TASK DIRECTIONS
Without the pictures, return each record as it appears.

━━ GIVEN INFORMATION

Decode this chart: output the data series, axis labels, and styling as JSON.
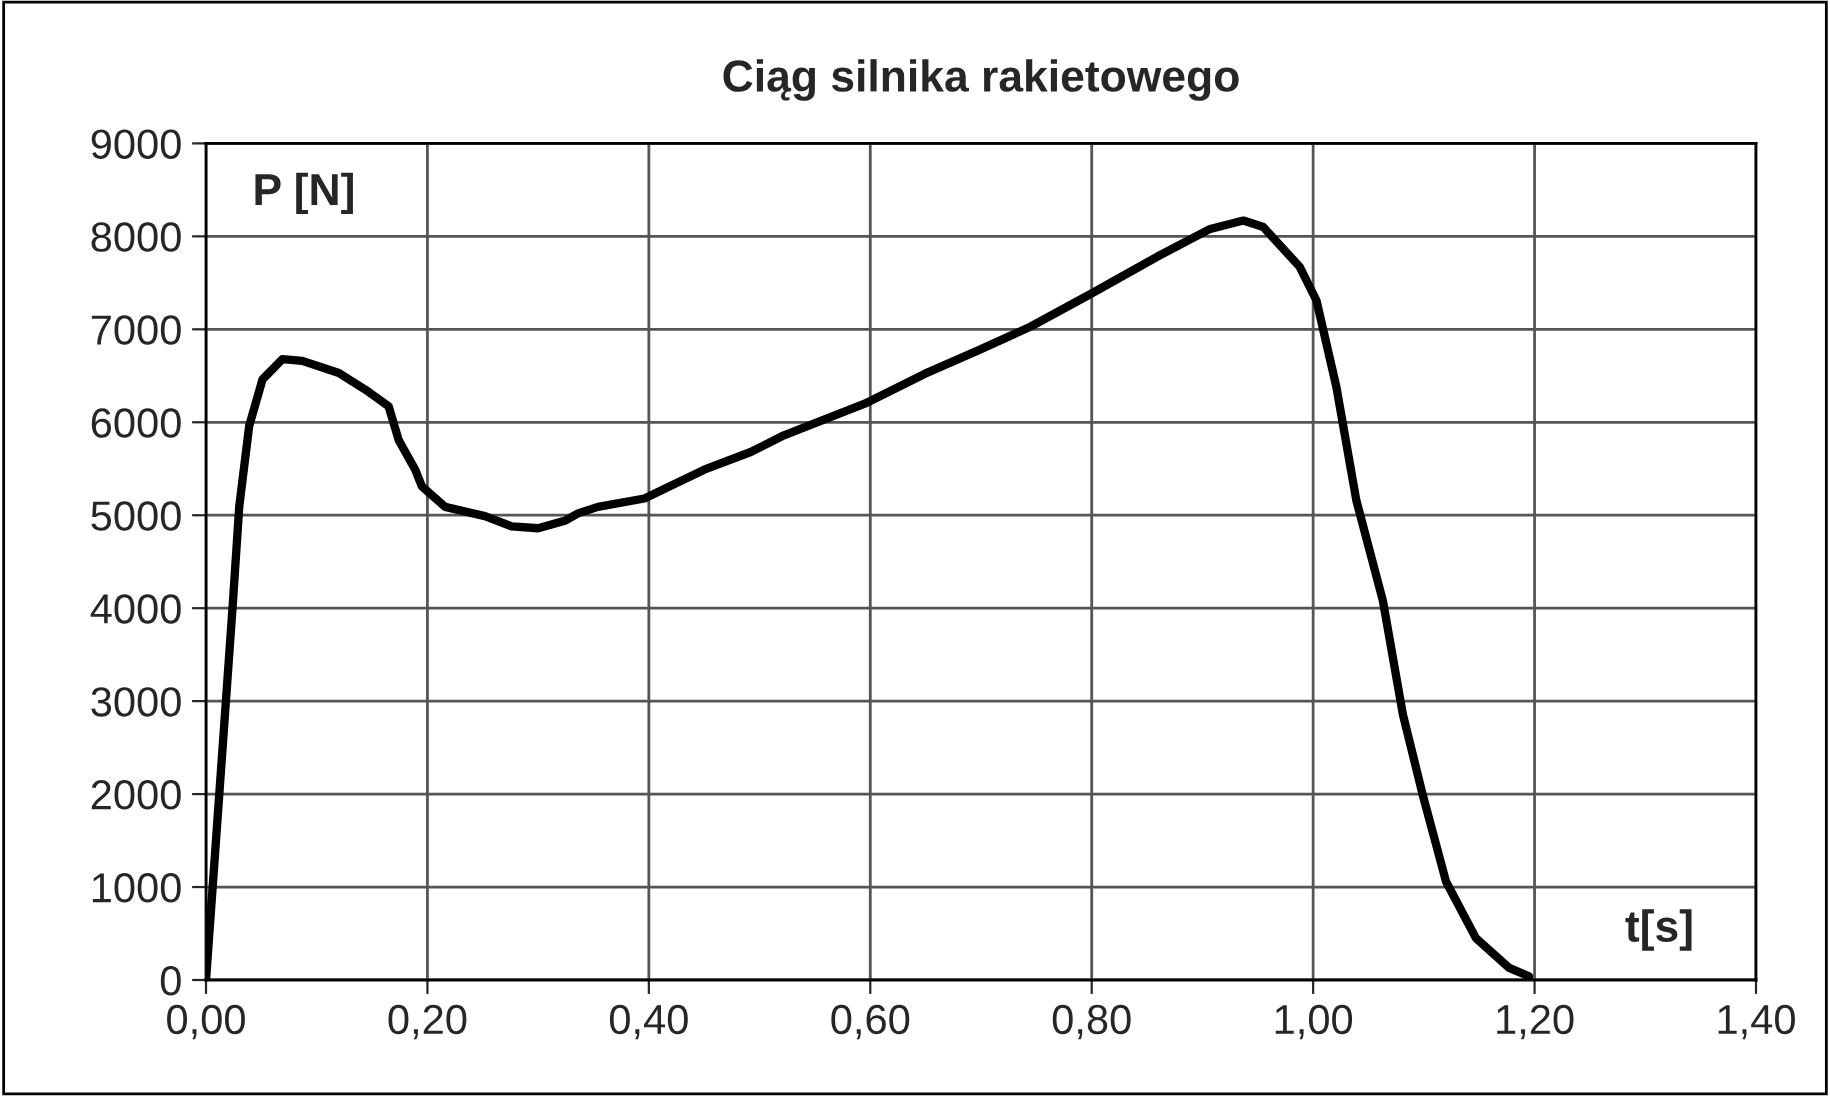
{
  "chart_data": {
    "type": "line",
    "title": "Ciąg silnika rakietowego",
    "xlabel": "t[s]",
    "ylabel": "P [N]",
    "x": [
      0,
      0.012,
      0.024,
      0.03,
      0.039,
      0.051,
      0.069,
      0.087,
      0.12,
      0.144,
      0.165,
      0.174,
      0.189,
      0.195,
      0.216,
      0.252,
      0.276,
      0.3,
      0.324,
      0.336,
      0.354,
      0.396,
      0.45,
      0.492,
      0.522,
      0.595,
      0.649,
      0.697,
      0.745,
      0.799,
      0.859,
      0.907,
      0.937,
      0.955,
      0.988,
      1.003,
      1.021,
      1.039,
      1.063,
      1.081,
      1.099,
      1.12,
      1.147,
      1.177,
      1.195
    ],
    "series": [
      {
        "color": "#000000",
        "values": [
          0,
          2000,
          4010,
          5090,
          5960,
          6460,
          6680,
          6660,
          6530,
          6350,
          6170,
          5810,
          5490,
          5310,
          5090,
          4990,
          4880,
          4860,
          4940,
          5020,
          5090,
          5180,
          5490,
          5680,
          5860,
          6200,
          6520,
          6770,
          7030,
          7380,
          7780,
          8080,
          8170,
          8100,
          7670,
          7310,
          6380,
          5160,
          4080,
          2860,
          1990,
          1060,
          450,
          130,
          40
        ]
      }
    ],
    "xlim": [
      0,
      1.4
    ],
    "ylim": [
      0,
      9000
    ],
    "xticks": [
      {
        "value": 0,
        "label": "0,00"
      },
      {
        "value": 0.2,
        "label": "0,20"
      },
      {
        "value": 0.4,
        "label": "0,40"
      },
      {
        "value": 0.6,
        "label": "0,60"
      },
      {
        "value": 0.8,
        "label": "0,80"
      },
      {
        "value": 1.0,
        "label": "1,00"
      },
      {
        "value": 1.2,
        "label": "1,20"
      },
      {
        "value": 1.4,
        "label": "1,40"
      }
    ],
    "yticks": [
      0,
      1000,
      2000,
      3000,
      4000,
      5000,
      6000,
      7000,
      8000,
      9000
    ],
    "grid": true,
    "marker": "none",
    "line_style": "solid"
  }
}
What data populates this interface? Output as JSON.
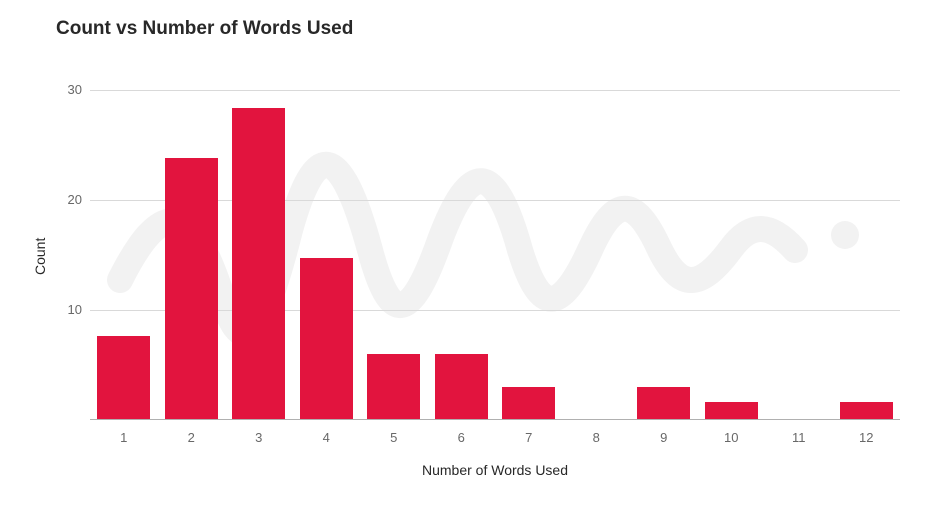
{
  "chart": {
    "type": "bar",
    "title": "Count vs Number of Words Used",
    "title_fontsize": 19,
    "title_color": "#282828",
    "xlabel": "Number of Words Used",
    "ylabel": "Count",
    "axis_label_fontsize": 14,
    "axis_label_color": "#282828",
    "tick_fontsize": 13,
    "tick_color": "#686868",
    "background_color": "#ffffff",
    "grid_color": "#d9d9d9",
    "axis_line_color": "#b0b0b0",
    "bar_color": "#e2143e",
    "bar_width": 0.78,
    "categories": [
      "1",
      "2",
      "3",
      "4",
      "5",
      "6",
      "7",
      "8",
      "9",
      "10",
      "11",
      "12"
    ],
    "values": [
      7.6,
      23.8,
      28.4,
      14.7,
      6.0,
      6.0,
      3.0,
      0,
      3.0,
      1.6,
      0,
      1.6
    ],
    "ylim": [
      0,
      30
    ],
    "yticks": [
      0,
      10,
      20,
      30
    ],
    "watermark_color": "#f2f2f2"
  }
}
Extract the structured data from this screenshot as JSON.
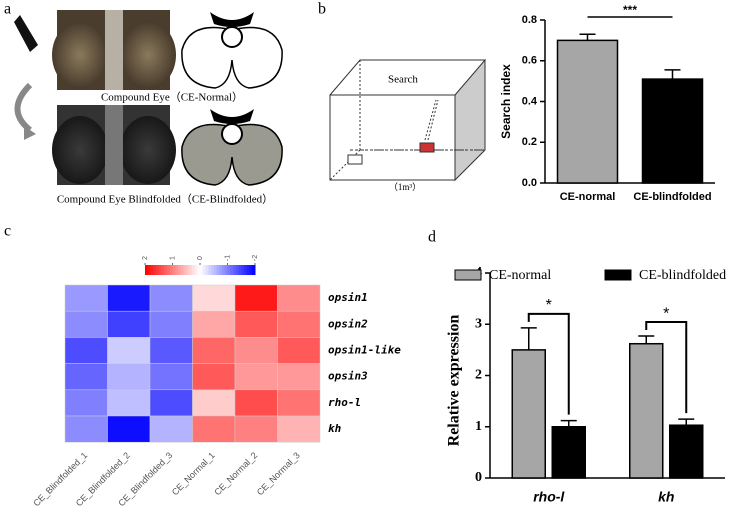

━━━━

SOLVED EXERCISE
Decode this chart: output the data series, axis labels, and styling as JSON.
{
  "chart_data": {
    "type": "line",
    "title": "Ciąg silnika rakietowego",
    "xlabel": "t[s]",
    "ylabel": "P [N]",
    "x": [
      0,
      0.012,
      0.024,
      0.03,
      0.039,
      0.051,
      0.069,
      0.087,
      0.12,
      0.144,
      0.165,
      0.174,
      0.189,
      0.195,
      0.216,
      0.252,
      0.276,
      0.3,
      0.324,
      0.336,
      0.354,
      0.396,
      0.45,
      0.492,
      0.522,
      0.595,
      0.649,
      0.697,
      0.745,
      0.799,
      0.859,
      0.907,
      0.937,
      0.955,
      0.988,
      1.003,
      1.021,
      1.039,
      1.063,
      1.081,
      1.099,
      1.12,
      1.147,
      1.177,
      1.195
    ],
    "series": [
      {
        "color": "#000000",
        "values": [
          0,
          2000,
          4010,
          5090,
          5960,
          6460,
          6680,
          6660,
          6530,
          6350,
          6170,
          5810,
          5490,
          5310,
          5090,
          4990,
          4880,
          4860,
          4940,
          5020,
          5090,
          5180,
          5490,
          5680,
          5860,
          6200,
          6520,
          6770,
          7030,
          7380,
          7780,
          8080,
          8170,
          8100,
          7670,
          7310,
          6380,
          5160,
          4080,
          2860,
          1990,
          1060,
          450,
          130,
          40
        ]
      }
    ],
    "xlim": [
      0,
      1.4
    ],
    "ylim": [
      0,
      9000
    ],
    "xticks": [
      {
        "value": 0,
        "label": "0,00"
      },
      {
        "value": 0.2,
        "label": "0,20"
      },
      {
        "value": 0.4,
        "label": "0,40"
      },
      {
        "value": 0.6,
        "label": "0,60"
      },
      {
        "value": 0.8,
        "label": "0,80"
      },
      {
        "value": 1.0,
        "label": "1,00"
      },
      {
        "value": 1.2,
        "label": "1,20"
      },
      {
        "value": 1.4,
        "label": "1,40"
      }
    ],
    "yticks": [
      0,
      1000,
      2000,
      3000,
      4000,
      5000,
      6000,
      7000,
      8000,
      9000
    ],
    "grid": true,
    "marker": "none",
    "line_style": "solid"
  }
}
What data populates this interface? Output as JSON.
{
  "chart": {
    "type": "bar",
    "title": "Count vs Number of Words Used",
    "title_fontsize": 19,
    "title_color": "#282828",
    "xlabel": "Number of Words Used",
    "ylabel": "Count",
    "axis_label_fontsize": 14,
    "axis_label_color": "#282828",
    "tick_fontsize": 13,
    "tick_color": "#686868",
    "background_color": "#ffffff",
    "grid_color": "#d9d9d9",
    "axis_line_color": "#b0b0b0",
    "bar_color": "#e2143e",
    "bar_width": 0.78,
    "categories": [
      "1",
      "2",
      "3",
      "4",
      "5",
      "6",
      "7",
      "8",
      "9",
      "10",
      "11",
      "12"
    ],
    "values": [
      7.6,
      23.8,
      28.4,
      14.7,
      6.0,
      6.0,
      3.0,
      0,
      3.0,
      1.6,
      0,
      1.6
    ],
    "ylim": [
      0,
      30
    ],
    "yticks": [
      0,
      10,
      20,
      30
    ],
    "watermark_color": "#f2f2f2"
  }
}
Extract the structured data from this screenshot as JSON.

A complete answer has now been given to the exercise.